◆ The task
Word for word, repeat the entries, minus the pictures.

Dataset entries:
--

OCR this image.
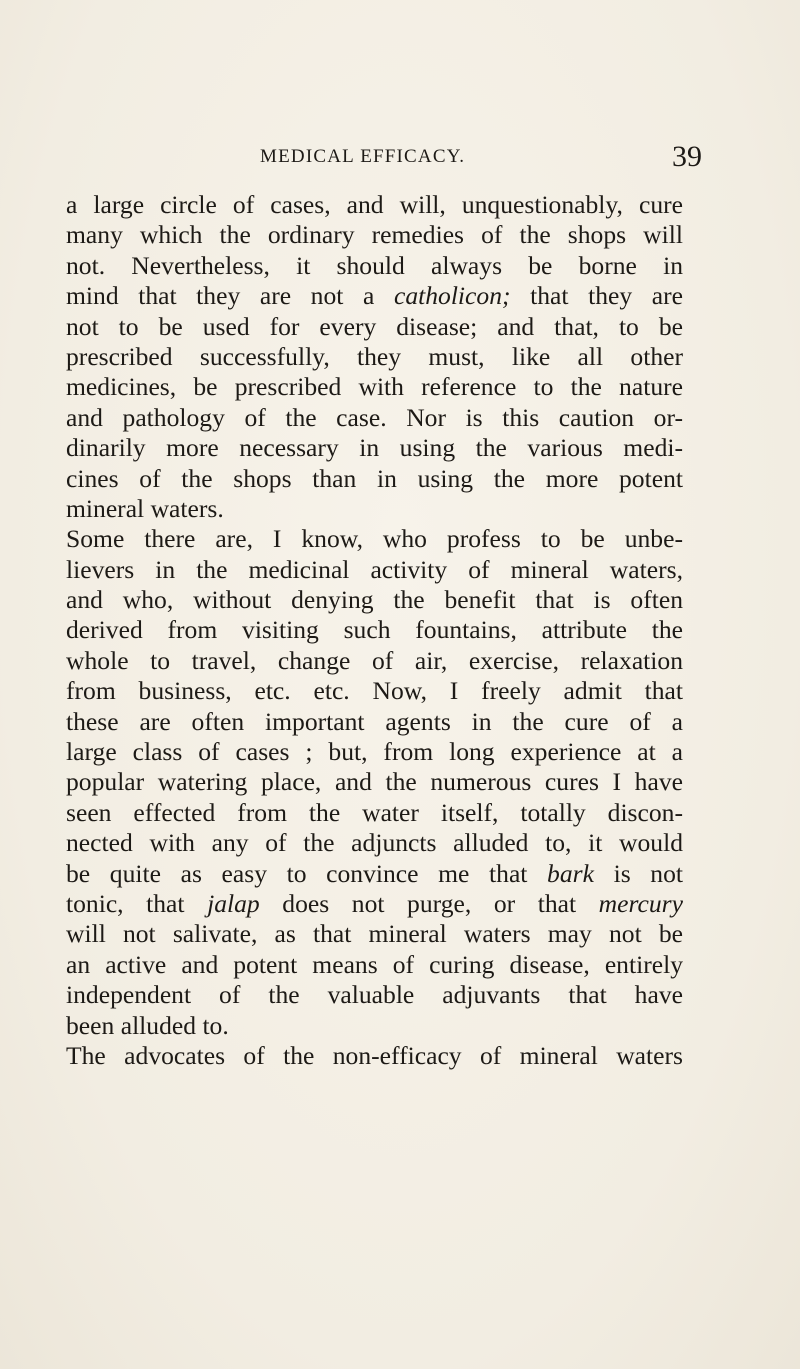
MEDICAL EFFICACY.	39
a large circle of cases, and will, unquestionably, cure
many which the ordinary remedies of the shops will
not. Nevertheless, it should always be borne in
mind that they are not a catholicon; that they are
not to be used for every disease; and that, to be
prescribed successfully, they must, like all other
medicines, be prescribed with reference to the nature
and pathology of the case. Nor is this caution or-
dinarily more necessary in using the various medi-
cines of the shops than in using the more potent
mineral waters.
Some there are, I know, who profess to be unbe-
lievers in the medicinal activity of mineral waters,
and who, without denying the benefit that is often
derived from visiting such fountains, attribute the
whole to travel, change of air, exercise, relaxation
from business, etc. etc. Now, I freely admit that
these are often important agents in the cure of a
large class of cases ; but, from long experience at a
popular watering place, and the numerous cures I have
seen effected from the water itself, totally discon-
nected with any of the adjuncts alluded to, it would
be quite as easy to convince me that bark is not
tonic, that jalap does not purge, or that mercury
will not salivate, as that mineral waters may not be
an active and potent means of curing disease, entirely
independent of the valuable adjuvants that have
been alluded to.
The advocates of the non-efficacy of mineral waters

--

◆ Solution for this exercise
OCR this image.
MEDICAL EFFICACY.	39
a large circle of cases, and will, unquestionably, cure
many which the ordinary remedies of the shops will
not. Nevertheless, it should always be borne in
mind that they are not a catholicon; that they are
not to be used for every disease; and that, to be
prescribed successfully, they must, like all other
medicines, be prescribed with reference to the nature
and pathology of the case. Nor is this caution or-
dinarily more necessary in using the various medi-
cines of the shops than in using the more potent
mineral waters.
Some there are, I know, who profess to be unbe-
lievers in the medicinal activity of mineral waters,
and who, without denying the benefit that is often
derived from visiting such fountains, attribute the
whole to travel, change of air, exercise, relaxation
from business, etc. etc. Now, I freely admit that
these are often important agents in the cure of a
large class of cases ; but, from long experience at a
popular watering place, and the numerous cures I have
seen effected from the water itself, totally discon-
nected with any of the adjuncts alluded to, it would
be quite as easy to convince me that bark is not
tonic, that jalap does not purge, or that mercury
will not salivate, as that mineral waters may not be
an active and potent means of curing disease, entirely
independent of the valuable adjuvants that have
been alluded to.
The advocates of the non-efficacy of mineral waters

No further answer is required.